What to produce: Each line of the material below should be reproduced exactly.
>> start Input
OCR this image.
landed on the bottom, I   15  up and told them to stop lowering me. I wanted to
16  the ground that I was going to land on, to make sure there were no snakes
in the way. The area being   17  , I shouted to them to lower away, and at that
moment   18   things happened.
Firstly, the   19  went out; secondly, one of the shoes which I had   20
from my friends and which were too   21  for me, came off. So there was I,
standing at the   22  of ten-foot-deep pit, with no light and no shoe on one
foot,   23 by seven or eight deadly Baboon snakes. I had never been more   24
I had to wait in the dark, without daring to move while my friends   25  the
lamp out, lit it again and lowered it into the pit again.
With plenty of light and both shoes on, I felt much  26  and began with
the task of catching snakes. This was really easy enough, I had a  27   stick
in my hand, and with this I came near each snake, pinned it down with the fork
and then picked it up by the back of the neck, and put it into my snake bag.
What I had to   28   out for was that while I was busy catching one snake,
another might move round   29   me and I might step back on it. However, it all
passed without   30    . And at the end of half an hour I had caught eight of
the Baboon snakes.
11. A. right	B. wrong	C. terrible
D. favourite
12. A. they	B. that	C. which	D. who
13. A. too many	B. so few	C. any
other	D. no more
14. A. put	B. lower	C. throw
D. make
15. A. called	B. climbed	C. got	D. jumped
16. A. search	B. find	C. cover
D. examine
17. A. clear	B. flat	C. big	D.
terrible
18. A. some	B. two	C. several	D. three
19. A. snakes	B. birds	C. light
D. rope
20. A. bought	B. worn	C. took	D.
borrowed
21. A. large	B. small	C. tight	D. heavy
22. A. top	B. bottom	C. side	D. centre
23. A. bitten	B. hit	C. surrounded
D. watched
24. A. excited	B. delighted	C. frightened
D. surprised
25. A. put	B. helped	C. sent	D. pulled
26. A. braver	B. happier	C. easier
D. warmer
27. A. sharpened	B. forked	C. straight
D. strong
>> end Input
Final result:
OCR this image.
landed on the bottom, I   15  up and told them to stop lowering me. I wanted to
16  the ground that I was going to land on, to make sure there were no snakes
in the way. The area being   17  , I shouted to them to lower away, and at that
moment   18   things happened.
Firstly, the   19  went out; secondly, one of the shoes which I had   20
from my friends and which were too   21  for me, came off. So there was I,
standing at the   22  of ten-foot-deep pit, with no light and no shoe on one
foot,   23 by seven or eight deadly Baboon snakes. I had never been more   24
I had to wait in the dark, without daring to move while my friends   25  the
lamp out, lit it again and lowered it into the pit again.
With plenty of light and both shoes on, I felt much  26  and began with
the task of catching snakes. This was really easy enough, I had a  27   stick
in my hand, and with this I came near each snake, pinned it down with the fork
and then picked it up by the back of the neck, and put it into my snake bag.
What I had to   28   out for was that while I was busy catching one snake,
another might move round   29   me and I might step back on it. However, it all
passed without   30    . And at the end of half an hour I had caught eight of
the Baboon snakes.
11. A. right	B. wrong	C. terrible
D. favourite
12. A. they	B. that	C. which	D. who
13. A. too many	B. so few	C. any
other	D. no more
14. A. put	B. lower	C. throw
D. make
15. A. called	B. climbed	C. got	D. jumped
16. A. search	B. find	C. cover
D. examine
17. A. clear	B. flat	C. big	D.
terrible
18. A. some	B. two	C. several	D. three
19. A. snakes	B. birds	C. light
D. rope
20. A. bought	B. worn	C. took	D.
borrowed
21. A. large	B. small	C. tight	D. heavy
22. A. top	B. bottom	C. side	D. centre
23. A. bitten	B. hit	C. surrounded
D. watched
24. A. excited	B. delighted	C. frightened
D. surprised
25. A. put	B. helped	C. sent	D. pulled
26. A. braver	B. happier	C. easier
D. warmer
27. A. sharpened	B. forked	C. straight
D. strong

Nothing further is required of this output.